### TASK GOAL
Pictures are not part of the copy; repeat everything else in the records exactly.

### MATERIAL PROVIDED
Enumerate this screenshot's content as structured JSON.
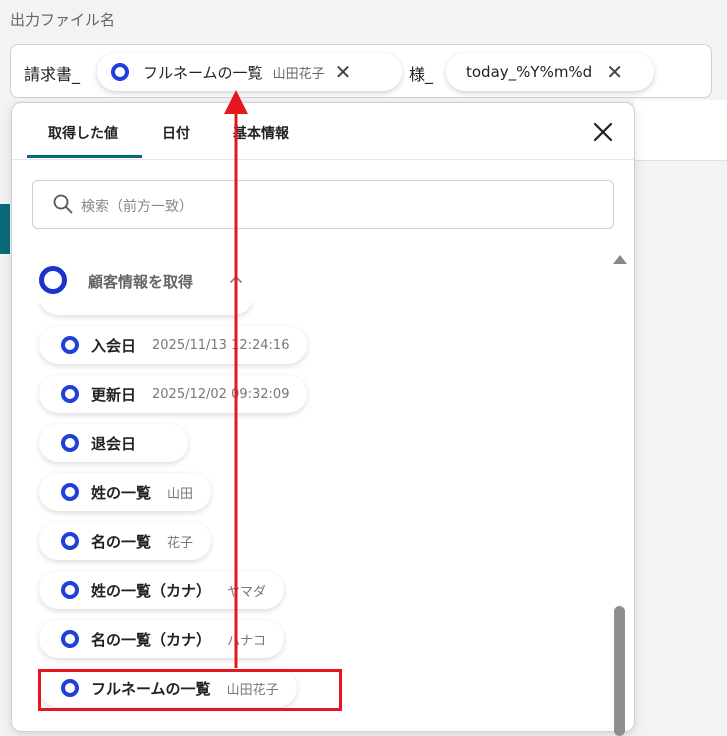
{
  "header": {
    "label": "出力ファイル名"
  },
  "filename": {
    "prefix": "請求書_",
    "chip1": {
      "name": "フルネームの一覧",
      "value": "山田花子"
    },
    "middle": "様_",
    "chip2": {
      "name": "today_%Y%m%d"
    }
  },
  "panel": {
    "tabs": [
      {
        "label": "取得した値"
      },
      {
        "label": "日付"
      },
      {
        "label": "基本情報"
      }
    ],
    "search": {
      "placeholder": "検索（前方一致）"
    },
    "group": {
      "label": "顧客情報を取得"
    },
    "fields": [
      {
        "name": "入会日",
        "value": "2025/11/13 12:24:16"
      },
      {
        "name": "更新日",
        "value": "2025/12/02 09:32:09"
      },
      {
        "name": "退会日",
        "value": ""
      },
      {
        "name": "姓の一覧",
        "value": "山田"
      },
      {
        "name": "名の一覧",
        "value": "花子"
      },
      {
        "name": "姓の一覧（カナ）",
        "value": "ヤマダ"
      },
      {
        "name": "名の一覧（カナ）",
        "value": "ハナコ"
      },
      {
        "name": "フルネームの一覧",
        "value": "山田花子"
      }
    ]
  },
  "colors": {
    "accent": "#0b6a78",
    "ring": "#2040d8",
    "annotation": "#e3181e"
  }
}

### OUTPUT OF THE EXERCISE
Enumerate this screenshot's content as structured JSON.
{
  "header": {
    "label": "出力ファイル名"
  },
  "filename": {
    "prefix": "請求書_",
    "chip1": {
      "name": "フルネームの一覧",
      "value": "山田花子"
    },
    "middle": "様_",
    "chip2": {
      "name": "today_%Y%m%d"
    }
  },
  "panel": {
    "tabs": [
      {
        "label": "取得した値"
      },
      {
        "label": "日付"
      },
      {
        "label": "基本情報"
      }
    ],
    "search": {
      "placeholder": "検索（前方一致）"
    },
    "group": {
      "label": "顧客情報を取得"
    },
    "fields": [
      {
        "name": "入会日",
        "value": "2025/11/13 12:24:16"
      },
      {
        "name": "更新日",
        "value": "2025/12/02 09:32:09"
      },
      {
        "name": "退会日",
        "value": ""
      },
      {
        "name": "姓の一覧",
        "value": "山田"
      },
      {
        "name": "名の一覧",
        "value": "花子"
      },
      {
        "name": "姓の一覧（カナ）",
        "value": "ヤマダ"
      },
      {
        "name": "名の一覧（カナ）",
        "value": "ハナコ"
      },
      {
        "name": "フルネームの一覧",
        "value": "山田花子"
      }
    ]
  },
  "colors": {
    "accent": "#0b6a78",
    "ring": "#2040d8",
    "annotation": "#e3181e"
  }
}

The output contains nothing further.